» Brief: Would you transcribe all of the data exactly, down to the last character?

» Supplied data:

^^^^^^^^

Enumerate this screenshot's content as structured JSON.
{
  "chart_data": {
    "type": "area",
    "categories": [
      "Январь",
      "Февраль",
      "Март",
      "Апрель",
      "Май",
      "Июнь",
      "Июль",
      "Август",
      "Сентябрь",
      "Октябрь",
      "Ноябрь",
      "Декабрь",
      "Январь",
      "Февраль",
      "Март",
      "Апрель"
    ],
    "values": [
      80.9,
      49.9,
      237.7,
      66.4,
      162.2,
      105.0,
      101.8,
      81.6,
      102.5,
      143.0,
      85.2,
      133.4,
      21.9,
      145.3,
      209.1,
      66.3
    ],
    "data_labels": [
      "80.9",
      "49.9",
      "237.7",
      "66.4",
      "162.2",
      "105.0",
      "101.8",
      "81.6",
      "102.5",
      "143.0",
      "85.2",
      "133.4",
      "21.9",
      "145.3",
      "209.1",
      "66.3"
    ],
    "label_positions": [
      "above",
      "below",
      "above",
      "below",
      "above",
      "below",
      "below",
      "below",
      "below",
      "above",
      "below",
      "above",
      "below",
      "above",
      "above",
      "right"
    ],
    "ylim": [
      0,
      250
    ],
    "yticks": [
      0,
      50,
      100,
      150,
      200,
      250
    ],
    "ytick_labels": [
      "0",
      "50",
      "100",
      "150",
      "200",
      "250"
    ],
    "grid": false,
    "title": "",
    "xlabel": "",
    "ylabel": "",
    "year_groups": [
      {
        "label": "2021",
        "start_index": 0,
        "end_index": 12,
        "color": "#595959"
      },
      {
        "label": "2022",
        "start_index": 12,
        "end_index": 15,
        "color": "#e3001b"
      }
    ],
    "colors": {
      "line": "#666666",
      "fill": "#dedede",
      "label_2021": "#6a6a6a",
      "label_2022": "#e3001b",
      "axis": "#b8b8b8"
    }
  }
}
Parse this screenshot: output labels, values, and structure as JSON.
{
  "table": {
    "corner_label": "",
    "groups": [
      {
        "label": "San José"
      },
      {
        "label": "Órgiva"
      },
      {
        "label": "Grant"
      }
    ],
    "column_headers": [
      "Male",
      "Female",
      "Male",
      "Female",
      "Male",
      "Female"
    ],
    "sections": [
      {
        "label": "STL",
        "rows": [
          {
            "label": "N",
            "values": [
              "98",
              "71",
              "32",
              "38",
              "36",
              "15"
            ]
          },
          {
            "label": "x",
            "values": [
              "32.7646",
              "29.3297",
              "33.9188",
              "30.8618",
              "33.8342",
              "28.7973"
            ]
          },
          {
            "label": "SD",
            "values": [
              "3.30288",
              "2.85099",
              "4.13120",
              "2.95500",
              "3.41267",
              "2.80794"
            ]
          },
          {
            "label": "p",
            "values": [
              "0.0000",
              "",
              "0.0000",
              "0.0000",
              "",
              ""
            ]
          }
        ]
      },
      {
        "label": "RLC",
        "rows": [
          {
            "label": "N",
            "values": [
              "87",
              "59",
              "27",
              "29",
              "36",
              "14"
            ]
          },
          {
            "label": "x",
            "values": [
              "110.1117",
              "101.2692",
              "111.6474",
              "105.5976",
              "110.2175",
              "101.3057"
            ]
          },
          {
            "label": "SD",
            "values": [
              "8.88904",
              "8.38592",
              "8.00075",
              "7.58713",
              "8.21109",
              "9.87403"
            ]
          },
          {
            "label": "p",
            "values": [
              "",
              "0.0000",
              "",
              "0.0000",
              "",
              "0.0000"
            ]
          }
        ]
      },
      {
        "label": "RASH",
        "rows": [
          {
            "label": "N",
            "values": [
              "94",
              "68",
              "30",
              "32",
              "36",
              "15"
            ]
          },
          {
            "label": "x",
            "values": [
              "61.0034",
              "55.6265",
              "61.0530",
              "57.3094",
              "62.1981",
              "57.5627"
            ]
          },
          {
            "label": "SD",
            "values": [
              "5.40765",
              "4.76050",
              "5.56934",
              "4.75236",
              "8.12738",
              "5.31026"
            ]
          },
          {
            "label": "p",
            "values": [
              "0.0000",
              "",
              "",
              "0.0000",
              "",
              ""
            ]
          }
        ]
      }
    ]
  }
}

^^^^^^^^

» Finished exercise:
Enumerate this screenshot's content as structured JSON.
{
  "chart_data": {
    "type": "area",
    "categories": [
      "Январь",
      "Февраль",
      "Март",
      "Апрель",
      "Май",
      "Июнь",
      "Июль",
      "Август",
      "Сентябрь",
      "Октябрь",
      "Ноябрь",
      "Декабрь",
      "Январь",
      "Февраль",
      "Март",
      "Апрель"
    ],
    "values": [
      80.9,
      49.9,
      237.7,
      66.4,
      162.2,
      105.0,
      101.8,
      81.6,
      102.5,
      143.0,
      85.2,
      133.4,
      21.9,
      145.3,
      209.1,
      66.3
    ],
    "data_labels": [
      "80.9",
      "49.9",
      "237.7",
      "66.4",
      "162.2",
      "105.0",
      "101.8",
      "81.6",
      "102.5",
      "143.0",
      "85.2",
      "133.4",
      "21.9",
      "145.3",
      "209.1",
      "66.3"
    ],
    "label_positions": [
      "above",
      "below",
      "above",
      "below",
      "above",
      "below",
      "below",
      "below",
      "below",
      "above",
      "below",
      "above",
      "below",
      "above",
      "above",
      "right"
    ],
    "ylim": [
      0,
      250
    ],
    "yticks": [
      0,
      50,
      100,
      150,
      200,
      250
    ],
    "ytick_labels": [
      "0",
      "50",
      "100",
      "150",
      "200",
      "250"
    ],
    "grid": false,
    "title": "",
    "xlabel": "",
    "ylabel": "",
    "year_groups": [
      {
        "label": "2021",
        "start_index": 0,
        "end_index": 12,
        "color": "#595959"
      },
      {
        "label": "2022",
        "start_index": 12,
        "end_index": 15,
        "color": "#e3001b"
      }
    ],
    "colors": {
      "line": "#666666",
      "fill": "#dedede",
      "label_2021": "#6a6a6a",
      "label_2022": "#e3001b",
      "axis": "#b8b8b8"
    }
  }
}
Parse this screenshot: output labels, values, and structure as JSON.
{
  "table": {
    "corner_label": "",
    "groups": [
      {
        "label": "San José"
      },
      {
        "label": "Órgiva"
      },
      {
        "label": "Grant"
      }
    ],
    "column_headers": [
      "Male",
      "Female",
      "Male",
      "Female",
      "Male",
      "Female"
    ],
    "sections": [
      {
        "label": "STL",
        "rows": [
          {
            "label": "N",
            "values": [
              "98",
              "71",
              "32",
              "38",
              "36",
              "15"
            ]
          },
          {
            "label": "x",
            "values": [
              "32.7646",
              "29.3297",
              "33.9188",
              "30.8618",
              "33.8342",
              "28.7973"
            ]
          },
          {
            "label": "SD",
            "values": [
              "3.30288",
              "2.85099",
              "4.13120",
              "2.95500",
              "3.41267",
              "2.80794"
            ]
          },
          {
            "label": "p",
            "values": [
              "0.0000",
              "",
              "0.0000",
              "0.0000",
              "",
              ""
            ]
          }
        ]
      },
      {
        "label": "RLC",
        "rows": [
          {
            "label": "N",
            "values": [
              "87",
              "59",
              "27",
              "29",
              "36",
              "14"
            ]
          },
          {
            "label": "x",
            "values": [
              "110.1117",
              "101.2692",
              "111.6474",
              "105.5976",
              "110.2175",
              "101.3057"
            ]
          },
          {
            "label": "SD",
            "values": [
              "8.88904",
              "8.38592",
              "8.00075",
              "7.58713",
              "8.21109",
              "9.87403"
            ]
          },
          {
            "label": "p",
            "values": [
              "",
              "0.0000",
              "",
              "0.0000",
              "",
              "0.0000"
            ]
          }
        ]
      },
      {
        "label": "RASH",
        "rows": [
          {
            "label": "N",
            "values": [
              "94",
              "68",
              "30",
              "32",
              "36",
              "15"
            ]
          },
          {
            "label": "x",
            "values": [
              "61.0034",
              "55.6265",
              "61.0530",
              "57.3094",
              "62.1981",
              "57.5627"
            ]
          },
          {
            "label": "SD",
            "values": [
              "5.40765",
              "4.76050",
              "5.56934",
              "4.75236",
              "8.12738",
              "5.31026"
            ]
          },
          {
            "label": "p",
            "values": [
              "0.0000",
              "",
              "",
              "0.0000",
              "",
              ""
            ]
          }
        ]
      }
    ]
  }
}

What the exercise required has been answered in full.